>> BEGIN RECORD EXCERPTS

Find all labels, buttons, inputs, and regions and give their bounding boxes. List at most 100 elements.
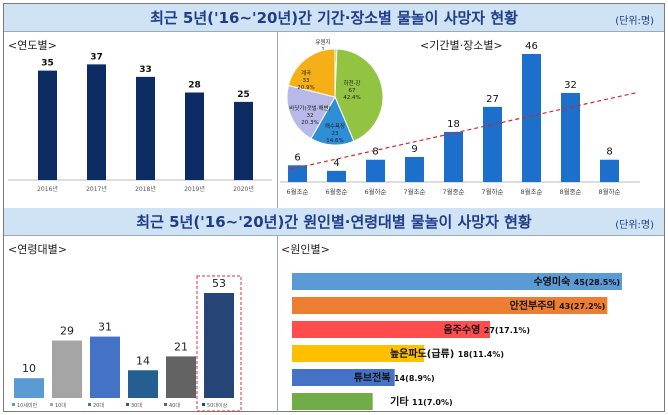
cause-label-name: 안전부주의 <box>510 299 559 312</box>
cause-label-name: 튜브전복 <box>354 371 394 384</box>
age-value-label: 53 <box>212 277 226 290</box>
year-value-label: 37 <box>90 52 103 62</box>
year-category-label: 2016년 <box>37 185 58 193</box>
age-bar <box>128 370 158 398</box>
cause-bar <box>292 297 608 314</box>
top-header: 최근 5년('16~'20년)간 기간·장소별 물놀이 사망자 현황 (단위:명… <box>4 4 664 32</box>
year-category-label: 2018년 <box>135 185 156 193</box>
period-value-label: 46 <box>525 41 538 52</box>
year-value-label: 33 <box>139 65 152 75</box>
age-value-label: 10 <box>22 362 36 375</box>
age-legend-swatch <box>88 403 91 406</box>
age-category-label: 30대 <box>131 402 142 409</box>
pie-slice-label: 바닷가(갯벌·해변) <box>289 104 330 112</box>
period-trendline <box>289 92 637 170</box>
cause-bar <box>292 345 424 362</box>
period-value-label: 32 <box>564 80 577 91</box>
age-legend-swatch <box>12 403 15 406</box>
cause-label-pct: (8.9%) <box>405 374 435 383</box>
panel-label-period: <기간별·장소별> <box>420 39 503 52</box>
period-bar <box>444 131 463 182</box>
period-bar <box>483 106 502 182</box>
period-bar <box>288 165 307 182</box>
figure-frame <box>3 3 665 412</box>
pie-slice-pct: 20.9% <box>297 85 314 91</box>
age-category-label: 10세미만 <box>17 402 38 409</box>
period-bar <box>561 92 580 182</box>
period-category-label: 6월하순 <box>364 187 386 196</box>
age-legend-swatch <box>126 403 129 406</box>
year-bar <box>38 70 57 180</box>
cause-bar-label: 수영미숙 45(28.5%) <box>533 275 620 288</box>
cause-label-value: 45 <box>574 278 586 287</box>
age-bar <box>90 336 120 398</box>
pie-slice-value: 67 <box>349 88 356 94</box>
cause-bar-label: 튜브전복 14(8.9%) <box>354 371 435 384</box>
pie-slice <box>287 48 336 98</box>
period-value-label: 18 <box>447 119 460 130</box>
age-legend-swatch <box>50 403 53 406</box>
year-value-label: 25 <box>237 90 250 100</box>
year-value-label: 28 <box>188 81 201 91</box>
pie-slice <box>334 48 384 142</box>
pie-slice-label: 유원지 <box>315 38 330 46</box>
period-category-label: 7월하순 <box>481 187 503 196</box>
period-bar <box>405 156 424 182</box>
cause-label-value: 11 <box>412 398 424 407</box>
pie-slice-label: 계곡 <box>301 69 311 77</box>
bottom-unit: (단위:명) <box>615 220 654 231</box>
period-value-label: 9 <box>411 144 417 155</box>
age-category-label: 10대 <box>55 402 66 409</box>
age-category-label: 50대이상 <box>207 402 228 409</box>
cause-label-pct: (11.4%) <box>469 350 504 359</box>
top-title: 최근 5년('16~'20년)간 기간·장소별 물놀이 사망자 현황 <box>150 9 518 27</box>
period-bar <box>522 54 541 182</box>
cause-label-name: 기타 <box>390 395 412 408</box>
period-category-label: 6월초순 <box>286 187 308 196</box>
age-value-label: 21 <box>174 340 188 353</box>
pie-slice-label: 하천·강 <box>344 79 361 87</box>
cause-label-pct: (7.0%) <box>423 398 453 407</box>
period-value-label: 6 <box>294 152 300 163</box>
top-unit: (단위:명) <box>615 16 654 27</box>
period-value-label: 8 <box>606 147 612 158</box>
cause-bar <box>292 369 395 386</box>
year-bar <box>234 101 253 180</box>
cause-label-value: 18 <box>458 350 470 359</box>
year-category-label: 2020년 <box>233 185 254 193</box>
cause-bar <box>292 273 622 290</box>
period-value-label: 8 <box>372 147 378 158</box>
year-bar <box>87 64 106 180</box>
year-value-label: 35 <box>41 59 54 69</box>
year-bar <box>136 76 155 180</box>
cause-label-name: 음주수영 <box>443 323 483 336</box>
cause-bar <box>292 393 373 410</box>
cause-label-pct: (27.2%) <box>570 302 605 311</box>
period-value-label: 4 <box>333 158 339 169</box>
cause-label-name: 높은파도(급류) <box>390 347 458 360</box>
panel-label-age: <연령대별> <box>8 243 67 256</box>
bottom-title: 최근 5년('16~'20년)간 원인별·연령대별 물놀이 사망자 현황 <box>136 213 532 231</box>
age-bar <box>14 378 44 398</box>
cause-label-pct: (17.1%) <box>495 326 530 335</box>
panel-label-cause: <원인별> <box>281 243 330 256</box>
period-category-label: 7월초순 <box>403 187 425 196</box>
age-value-label: 31 <box>98 321 112 334</box>
year-bar <box>185 92 204 180</box>
period-category-label: 8월초순 <box>520 187 542 196</box>
period-value-label: 27 <box>486 94 499 105</box>
age-value-label: 14 <box>136 354 150 367</box>
age-bar <box>204 293 234 398</box>
pie-slice-pct: 20.3% <box>301 120 318 126</box>
cause-bar-label: 음주수영 27(17.1%) <box>443 323 530 336</box>
age-category-label: 40대 <box>169 402 180 409</box>
cause-label-value: 14 <box>394 374 406 383</box>
cause-label-value: 43 <box>559 302 570 311</box>
period-bar <box>366 159 385 182</box>
age-value-label: 29 <box>60 325 74 338</box>
pie-slice <box>286 84 336 140</box>
age-legend-swatch <box>202 403 205 406</box>
bottom-header: 최근 5년('16~'20년)간 원인별·연령대별 물놀이 사망자 현황 (단위… <box>4 208 664 236</box>
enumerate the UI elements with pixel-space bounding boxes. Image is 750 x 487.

>> END RECORD EXCERPTS

TO BE DONE —
Copy out every line of the entries above word for word, omitting the pictures.

CORRECT RESPONSE —
Find all labels, buttons, inputs, and regions and give their bounding boxes. List at most 100 elements.
cause-label-name: 안전부주의 <box>510 299 559 312</box>
cause-label-name: 튜브전복 <box>354 371 394 384</box>
age-value-label: 53 <box>212 277 226 290</box>
year-value-label: 37 <box>90 52 103 62</box>
year-category-label: 2016년 <box>37 185 58 193</box>
age-bar <box>128 370 158 398</box>
cause-bar <box>292 297 608 314</box>
top-header: 최근 5년('16~'20년)간 기간·장소별 물놀이 사망자 현황 (단위:명… <box>4 4 664 32</box>
year-category-label: 2018년 <box>135 185 156 193</box>
period-value-label: 46 <box>525 41 538 52</box>
year-value-label: 33 <box>139 65 152 75</box>
age-value-label: 10 <box>22 362 36 375</box>
age-legend-swatch <box>88 403 91 406</box>
age-category-label: 30대 <box>131 402 142 409</box>
pie-slice-label: 바닷가(갯벌·해변) <box>289 104 330 112</box>
period-trendline <box>289 92 637 170</box>
cause-bar <box>292 345 424 362</box>
period-value-label: 32 <box>564 80 577 91</box>
age-legend-swatch <box>12 403 15 406</box>
cause-label-pct: (8.9%) <box>405 374 435 383</box>
panel-label-period: <기간별·장소별> <box>420 39 503 52</box>
period-bar <box>444 131 463 182</box>
period-bar <box>483 106 502 182</box>
period-bar <box>288 165 307 182</box>
figure-frame <box>3 3 665 412</box>
pie-slice-pct: 20.9% <box>297 85 314 91</box>
age-category-label: 10세미만 <box>17 402 38 409</box>
period-bar <box>561 92 580 182</box>
period-category-label: 6월하순 <box>364 187 386 196</box>
age-legend-swatch <box>126 403 129 406</box>
year-bar <box>38 70 57 180</box>
cause-bar-label: 수영미숙 45(28.5%) <box>533 275 620 288</box>
cause-label-value: 45 <box>574 278 586 287</box>
age-bar <box>90 336 120 398</box>
pie-slice-value: 67 <box>349 88 356 94</box>
cause-bar-label: 튜브전복 14(8.9%) <box>354 371 435 384</box>
pie-slice <box>287 48 336 98</box>
period-value-label: 18 <box>447 119 460 130</box>
age-legend-swatch <box>50 403 53 406</box>
year-value-label: 25 <box>237 90 250 100</box>
year-value-label: 28 <box>188 81 201 91</box>
pie-slice <box>334 48 384 142</box>
pie-slice-label: 유원지 <box>315 38 330 46</box>
period-category-label: 7월하순 <box>481 187 503 196</box>
period-bar <box>405 156 424 182</box>
cause-label-value: 11 <box>412 398 424 407</box>
pie-slice-label: 계곡 <box>301 69 311 77</box>
bottom-unit: (단위:명) <box>615 220 654 231</box>
period-value-label: 9 <box>411 144 417 155</box>
age-category-label: 10대 <box>55 402 66 409</box>
age-category-label: 50대이상 <box>207 402 228 409</box>
cause-label-pct: (11.4%) <box>469 350 504 359</box>
top-title: 최근 5년('16~'20년)간 기간·장소별 물놀이 사망자 현황 <box>150 9 518 27</box>
period-bar <box>522 54 541 182</box>
cause-label-name: 기타 <box>390 395 412 408</box>
period-category-label: 6월초순 <box>286 187 308 196</box>
age-value-label: 21 <box>174 340 188 353</box>
pie-slice-label: 하천·강 <box>344 79 361 87</box>
cause-label-pct: (7.0%) <box>423 398 453 407</box>
period-value-label: 6 <box>294 152 300 163</box>
top-unit: (단위:명) <box>615 16 654 27</box>
period-value-label: 8 <box>606 147 612 158</box>
cause-bar <box>292 369 395 386</box>
year-bar <box>234 101 253 180</box>
cause-label-value: 18 <box>458 350 470 359</box>
year-category-label: 2020년 <box>233 185 254 193</box>
cause-bar <box>292 273 622 290</box>
period-value-label: 8 <box>372 147 378 158</box>
year-bar <box>87 64 106 180</box>
year-value-label: 35 <box>41 59 54 69</box>
year-bar <box>136 76 155 180</box>
cause-label-name: 음주수영 <box>443 323 483 336</box>
cause-bar <box>292 393 373 410</box>
cause-label-pct: (27.2%) <box>570 302 605 311</box>
period-value-label: 4 <box>333 158 339 169</box>
cause-label-name: 높은파도(급류) <box>390 347 458 360</box>
panel-label-age: <연령대별> <box>8 243 67 256</box>
bottom-title: 최근 5년('16~'20년)간 원인별·연령대별 물놀이 사망자 현황 <box>136 213 532 231</box>
age-bar <box>14 378 44 398</box>
cause-label-pct: (17.1%) <box>495 326 530 335</box>
panel-label-cause: <원인별> <box>281 243 330 256</box>
period-category-label: 7월초순 <box>403 187 425 196</box>
age-value-label: 31 <box>98 321 112 334</box>
year-bar <box>185 92 204 180</box>
period-category-label: 8월초순 <box>520 187 542 196</box>
period-value-label: 27 <box>486 94 499 105</box>
age-value-label: 14 <box>136 354 150 367</box>
age-bar <box>204 293 234 398</box>
pie-slice-pct: 20.3% <box>301 120 318 126</box>
cause-bar-label: 음주수영 27(17.1%) <box>443 323 530 336</box>
age-category-label: 40대 <box>169 402 180 409</box>
cause-label-value: 14 <box>394 374 406 383</box>
cause-label-value: 43 <box>559 302 570 311</box>
period-bar <box>366 159 385 182</box>
age-value-label: 29 <box>60 325 74 338</box>
pie-slice <box>286 84 336 140</box>
age-legend-swatch <box>202 403 205 406</box>
bottom-header: 최근 5년('16~'20년)간 원인별·연령대별 물놀이 사망자 현황 (단위… <box>4 208 664 236</box>
enumerate the UI elements with pixel-space bounding boxes. Image is 750 x 487.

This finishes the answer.